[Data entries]
--------------------------------
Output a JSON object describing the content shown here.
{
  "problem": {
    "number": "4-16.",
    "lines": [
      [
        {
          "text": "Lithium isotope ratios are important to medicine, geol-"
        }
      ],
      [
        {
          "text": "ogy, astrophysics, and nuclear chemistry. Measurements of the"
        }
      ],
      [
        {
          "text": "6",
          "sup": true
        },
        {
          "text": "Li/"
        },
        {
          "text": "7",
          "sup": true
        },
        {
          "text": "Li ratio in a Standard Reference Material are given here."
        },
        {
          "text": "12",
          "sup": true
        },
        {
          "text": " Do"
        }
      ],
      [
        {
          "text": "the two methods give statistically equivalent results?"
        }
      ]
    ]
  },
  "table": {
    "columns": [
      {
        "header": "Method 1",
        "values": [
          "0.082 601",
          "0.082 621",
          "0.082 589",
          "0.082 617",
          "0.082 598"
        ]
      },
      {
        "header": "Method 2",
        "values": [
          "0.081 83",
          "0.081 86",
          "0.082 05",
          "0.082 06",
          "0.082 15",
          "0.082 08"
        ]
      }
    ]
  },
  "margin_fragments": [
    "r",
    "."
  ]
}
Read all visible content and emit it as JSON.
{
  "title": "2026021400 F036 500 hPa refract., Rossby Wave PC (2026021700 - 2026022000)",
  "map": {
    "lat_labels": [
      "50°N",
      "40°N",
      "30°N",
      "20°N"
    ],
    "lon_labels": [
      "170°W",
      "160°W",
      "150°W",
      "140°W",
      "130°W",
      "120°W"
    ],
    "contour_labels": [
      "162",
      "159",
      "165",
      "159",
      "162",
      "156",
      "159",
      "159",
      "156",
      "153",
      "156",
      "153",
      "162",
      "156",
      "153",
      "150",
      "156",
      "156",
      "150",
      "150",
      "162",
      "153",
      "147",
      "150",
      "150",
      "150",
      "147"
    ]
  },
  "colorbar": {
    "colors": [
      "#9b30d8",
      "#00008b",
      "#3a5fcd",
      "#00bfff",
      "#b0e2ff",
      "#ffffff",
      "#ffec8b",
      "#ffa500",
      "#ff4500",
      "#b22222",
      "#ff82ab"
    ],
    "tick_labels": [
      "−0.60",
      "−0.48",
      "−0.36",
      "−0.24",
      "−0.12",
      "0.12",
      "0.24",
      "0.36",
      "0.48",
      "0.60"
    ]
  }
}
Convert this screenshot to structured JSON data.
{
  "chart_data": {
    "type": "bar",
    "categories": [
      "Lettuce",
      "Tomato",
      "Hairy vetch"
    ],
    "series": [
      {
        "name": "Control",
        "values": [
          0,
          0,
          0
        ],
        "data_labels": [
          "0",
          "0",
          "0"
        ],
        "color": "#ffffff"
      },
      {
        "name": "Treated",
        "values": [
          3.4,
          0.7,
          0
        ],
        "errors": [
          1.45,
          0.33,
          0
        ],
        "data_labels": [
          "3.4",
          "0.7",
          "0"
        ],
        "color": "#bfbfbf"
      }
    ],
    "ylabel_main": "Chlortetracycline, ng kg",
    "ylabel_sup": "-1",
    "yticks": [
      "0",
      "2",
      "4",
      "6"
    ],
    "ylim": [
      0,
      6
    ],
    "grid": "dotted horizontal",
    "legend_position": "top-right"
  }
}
--------------------------------
## [Exercise task]
Filter the listing for the word "JSON" and copy every line that holds it.

## [Written answer]
Output a JSON object describing the content shown here.
Read all visible content and emit it as JSON.
Convert this screenshot to structured JSON data.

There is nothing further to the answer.